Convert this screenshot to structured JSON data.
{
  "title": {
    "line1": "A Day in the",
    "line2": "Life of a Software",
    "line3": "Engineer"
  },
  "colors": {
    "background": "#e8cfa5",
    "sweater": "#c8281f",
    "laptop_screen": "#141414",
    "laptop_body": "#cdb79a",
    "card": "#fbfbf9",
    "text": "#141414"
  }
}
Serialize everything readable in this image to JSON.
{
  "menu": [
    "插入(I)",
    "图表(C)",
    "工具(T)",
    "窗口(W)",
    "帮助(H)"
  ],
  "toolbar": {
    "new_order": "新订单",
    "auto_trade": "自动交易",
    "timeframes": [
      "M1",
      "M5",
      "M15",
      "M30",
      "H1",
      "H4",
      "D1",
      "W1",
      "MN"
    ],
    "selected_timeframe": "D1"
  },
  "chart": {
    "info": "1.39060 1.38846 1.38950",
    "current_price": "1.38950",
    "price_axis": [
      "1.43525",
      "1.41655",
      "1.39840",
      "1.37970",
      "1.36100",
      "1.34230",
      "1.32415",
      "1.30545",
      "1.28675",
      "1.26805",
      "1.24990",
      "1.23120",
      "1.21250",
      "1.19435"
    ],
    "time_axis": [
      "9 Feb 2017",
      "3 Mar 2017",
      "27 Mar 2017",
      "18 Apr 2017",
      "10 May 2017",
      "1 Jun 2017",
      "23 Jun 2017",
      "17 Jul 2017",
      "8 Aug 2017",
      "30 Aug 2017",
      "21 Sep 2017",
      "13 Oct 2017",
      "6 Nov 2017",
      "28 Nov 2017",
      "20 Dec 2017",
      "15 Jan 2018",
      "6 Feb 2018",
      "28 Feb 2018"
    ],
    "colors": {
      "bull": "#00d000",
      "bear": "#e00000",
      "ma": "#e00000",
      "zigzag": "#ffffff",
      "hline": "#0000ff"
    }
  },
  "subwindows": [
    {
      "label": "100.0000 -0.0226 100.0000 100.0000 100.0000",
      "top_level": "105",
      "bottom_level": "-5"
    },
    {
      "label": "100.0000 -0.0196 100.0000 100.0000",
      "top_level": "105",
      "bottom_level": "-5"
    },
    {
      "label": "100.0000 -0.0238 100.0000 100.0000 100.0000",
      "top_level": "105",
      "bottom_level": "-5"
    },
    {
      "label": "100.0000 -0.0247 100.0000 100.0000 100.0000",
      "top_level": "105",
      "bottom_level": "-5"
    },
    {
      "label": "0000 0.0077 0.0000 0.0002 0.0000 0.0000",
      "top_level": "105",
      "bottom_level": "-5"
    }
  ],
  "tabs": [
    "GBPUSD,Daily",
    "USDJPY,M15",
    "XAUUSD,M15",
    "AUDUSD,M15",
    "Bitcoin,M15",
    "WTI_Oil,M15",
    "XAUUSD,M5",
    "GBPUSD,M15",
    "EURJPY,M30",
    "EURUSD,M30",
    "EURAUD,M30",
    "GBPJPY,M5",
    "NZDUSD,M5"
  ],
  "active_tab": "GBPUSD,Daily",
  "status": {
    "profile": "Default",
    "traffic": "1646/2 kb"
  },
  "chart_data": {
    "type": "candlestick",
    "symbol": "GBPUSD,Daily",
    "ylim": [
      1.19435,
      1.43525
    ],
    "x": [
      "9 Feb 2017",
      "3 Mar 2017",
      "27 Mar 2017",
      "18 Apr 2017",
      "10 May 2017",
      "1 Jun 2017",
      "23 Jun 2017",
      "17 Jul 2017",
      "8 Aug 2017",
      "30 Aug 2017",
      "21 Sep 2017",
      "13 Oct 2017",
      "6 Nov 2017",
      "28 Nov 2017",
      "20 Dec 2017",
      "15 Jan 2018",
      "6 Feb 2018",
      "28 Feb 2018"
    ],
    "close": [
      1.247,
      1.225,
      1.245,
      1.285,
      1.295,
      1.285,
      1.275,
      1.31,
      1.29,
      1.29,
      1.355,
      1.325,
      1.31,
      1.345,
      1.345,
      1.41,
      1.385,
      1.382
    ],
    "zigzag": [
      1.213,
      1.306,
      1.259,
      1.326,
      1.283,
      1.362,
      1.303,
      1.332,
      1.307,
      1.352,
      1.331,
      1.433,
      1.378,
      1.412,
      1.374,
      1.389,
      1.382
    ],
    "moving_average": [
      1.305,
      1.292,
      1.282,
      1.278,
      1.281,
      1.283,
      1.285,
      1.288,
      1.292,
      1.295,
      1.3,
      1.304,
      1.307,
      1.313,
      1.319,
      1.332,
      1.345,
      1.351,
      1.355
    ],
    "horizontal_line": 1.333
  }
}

+++

> _Written problem_
Isolate the lines that hold the word "this" and copy all of them.

> _Answer in full_
Convert this screenshot to structured JSON data.
Serialize everything readable in this image to JSON.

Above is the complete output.